_What you need to do_
Copy the rows below word for word, starting with the first row and going on through the row that contains "Circle shape: [739, 834, 750, 846]".

___ Data shown

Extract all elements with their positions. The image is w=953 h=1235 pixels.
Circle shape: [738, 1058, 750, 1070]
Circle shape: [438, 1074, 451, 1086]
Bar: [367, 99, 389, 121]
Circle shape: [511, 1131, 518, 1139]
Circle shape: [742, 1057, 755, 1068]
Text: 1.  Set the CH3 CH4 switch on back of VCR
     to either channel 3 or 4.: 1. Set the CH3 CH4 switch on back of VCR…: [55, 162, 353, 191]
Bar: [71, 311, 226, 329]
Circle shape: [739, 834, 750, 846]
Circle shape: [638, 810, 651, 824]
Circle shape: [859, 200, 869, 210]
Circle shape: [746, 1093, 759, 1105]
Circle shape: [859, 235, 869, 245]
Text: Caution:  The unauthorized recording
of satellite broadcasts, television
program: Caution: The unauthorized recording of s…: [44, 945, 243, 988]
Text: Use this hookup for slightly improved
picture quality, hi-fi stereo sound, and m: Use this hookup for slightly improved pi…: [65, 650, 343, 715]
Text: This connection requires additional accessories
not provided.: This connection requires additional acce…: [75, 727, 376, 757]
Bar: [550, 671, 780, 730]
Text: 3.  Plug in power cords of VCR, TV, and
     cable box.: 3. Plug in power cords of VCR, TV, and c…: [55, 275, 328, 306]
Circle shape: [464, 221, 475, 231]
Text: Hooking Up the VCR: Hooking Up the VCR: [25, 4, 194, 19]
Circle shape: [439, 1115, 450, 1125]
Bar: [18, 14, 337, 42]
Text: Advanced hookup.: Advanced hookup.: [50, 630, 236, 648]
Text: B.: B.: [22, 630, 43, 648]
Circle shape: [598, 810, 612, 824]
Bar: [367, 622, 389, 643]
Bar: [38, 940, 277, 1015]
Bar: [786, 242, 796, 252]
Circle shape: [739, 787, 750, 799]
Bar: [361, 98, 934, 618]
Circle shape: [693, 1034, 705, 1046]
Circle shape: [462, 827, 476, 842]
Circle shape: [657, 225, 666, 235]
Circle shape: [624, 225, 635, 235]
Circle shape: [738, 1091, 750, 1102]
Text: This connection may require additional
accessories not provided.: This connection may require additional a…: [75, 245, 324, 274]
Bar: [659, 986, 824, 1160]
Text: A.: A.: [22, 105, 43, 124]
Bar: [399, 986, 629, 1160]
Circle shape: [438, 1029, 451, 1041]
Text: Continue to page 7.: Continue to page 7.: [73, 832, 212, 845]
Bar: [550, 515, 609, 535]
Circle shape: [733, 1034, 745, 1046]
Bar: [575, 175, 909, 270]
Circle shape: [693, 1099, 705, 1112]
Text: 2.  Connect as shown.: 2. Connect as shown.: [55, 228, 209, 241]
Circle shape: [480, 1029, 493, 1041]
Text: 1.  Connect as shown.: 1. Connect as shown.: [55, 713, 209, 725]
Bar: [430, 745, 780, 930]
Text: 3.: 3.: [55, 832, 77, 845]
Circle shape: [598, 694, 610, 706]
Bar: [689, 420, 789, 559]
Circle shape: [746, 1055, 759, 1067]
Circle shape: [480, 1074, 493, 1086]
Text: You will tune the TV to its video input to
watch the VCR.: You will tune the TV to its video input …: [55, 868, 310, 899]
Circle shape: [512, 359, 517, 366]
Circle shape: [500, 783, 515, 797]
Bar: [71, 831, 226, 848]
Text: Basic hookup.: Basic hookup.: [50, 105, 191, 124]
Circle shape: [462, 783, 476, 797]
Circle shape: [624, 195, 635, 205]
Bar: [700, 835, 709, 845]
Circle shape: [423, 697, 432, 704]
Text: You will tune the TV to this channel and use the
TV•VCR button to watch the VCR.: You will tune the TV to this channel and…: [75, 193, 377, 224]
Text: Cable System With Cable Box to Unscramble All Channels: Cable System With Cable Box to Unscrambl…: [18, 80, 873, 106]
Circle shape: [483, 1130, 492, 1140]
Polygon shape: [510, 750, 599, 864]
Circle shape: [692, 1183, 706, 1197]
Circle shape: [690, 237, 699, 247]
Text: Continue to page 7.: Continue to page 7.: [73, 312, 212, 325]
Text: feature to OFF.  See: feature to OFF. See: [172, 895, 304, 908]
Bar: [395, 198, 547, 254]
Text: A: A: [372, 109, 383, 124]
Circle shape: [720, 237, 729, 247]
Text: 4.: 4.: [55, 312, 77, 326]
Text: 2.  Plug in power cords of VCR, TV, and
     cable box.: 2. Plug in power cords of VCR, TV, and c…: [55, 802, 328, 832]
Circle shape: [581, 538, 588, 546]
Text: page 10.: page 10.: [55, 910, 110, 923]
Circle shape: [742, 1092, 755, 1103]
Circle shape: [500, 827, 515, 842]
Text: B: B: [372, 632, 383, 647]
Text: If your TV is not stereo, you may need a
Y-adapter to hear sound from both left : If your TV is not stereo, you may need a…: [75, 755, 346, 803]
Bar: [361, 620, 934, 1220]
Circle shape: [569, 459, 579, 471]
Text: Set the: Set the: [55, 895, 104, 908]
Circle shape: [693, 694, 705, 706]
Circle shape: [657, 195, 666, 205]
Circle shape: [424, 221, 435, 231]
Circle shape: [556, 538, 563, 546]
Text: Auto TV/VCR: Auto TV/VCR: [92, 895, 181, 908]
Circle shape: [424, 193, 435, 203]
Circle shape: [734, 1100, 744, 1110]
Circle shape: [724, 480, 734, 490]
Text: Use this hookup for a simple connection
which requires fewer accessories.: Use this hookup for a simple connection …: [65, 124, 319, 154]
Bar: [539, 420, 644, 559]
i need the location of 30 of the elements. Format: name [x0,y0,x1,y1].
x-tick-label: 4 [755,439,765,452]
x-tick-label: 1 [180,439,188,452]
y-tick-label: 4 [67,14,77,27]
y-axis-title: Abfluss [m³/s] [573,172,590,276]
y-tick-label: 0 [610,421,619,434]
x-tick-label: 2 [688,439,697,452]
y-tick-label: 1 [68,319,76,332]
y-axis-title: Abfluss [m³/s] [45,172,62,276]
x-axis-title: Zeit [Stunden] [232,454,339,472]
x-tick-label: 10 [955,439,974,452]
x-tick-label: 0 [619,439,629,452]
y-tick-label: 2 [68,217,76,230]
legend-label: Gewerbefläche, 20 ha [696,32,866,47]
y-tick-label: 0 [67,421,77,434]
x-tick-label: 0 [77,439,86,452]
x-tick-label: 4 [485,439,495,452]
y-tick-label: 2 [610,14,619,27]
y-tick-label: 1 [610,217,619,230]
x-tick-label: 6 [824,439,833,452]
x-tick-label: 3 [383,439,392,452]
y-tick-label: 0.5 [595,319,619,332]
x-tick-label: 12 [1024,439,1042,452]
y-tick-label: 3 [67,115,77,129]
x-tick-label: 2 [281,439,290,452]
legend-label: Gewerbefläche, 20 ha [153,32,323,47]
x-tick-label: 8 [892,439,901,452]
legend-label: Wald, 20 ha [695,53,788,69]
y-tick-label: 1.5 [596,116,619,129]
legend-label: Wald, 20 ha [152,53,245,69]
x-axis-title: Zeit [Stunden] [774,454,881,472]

______

_Exercise answer_
Extract all elements with their positions. The image is w=953 h=1235 pixels.
Circle shape: [738, 1058, 750, 1070]
Circle shape: [438, 1074, 451, 1086]
Bar: [367, 99, 389, 121]
Circle shape: [511, 1131, 518, 1139]
Circle shape: [742, 1057, 755, 1068]
Text: 1.  Set the CH3 CH4 switch on back of VCR
     to either channel 3 or 4.: 1. Set the CH3 CH4 switch on back of VCR…: [55, 162, 353, 191]
Bar: [71, 311, 226, 329]
Circle shape: [739, 834, 750, 846]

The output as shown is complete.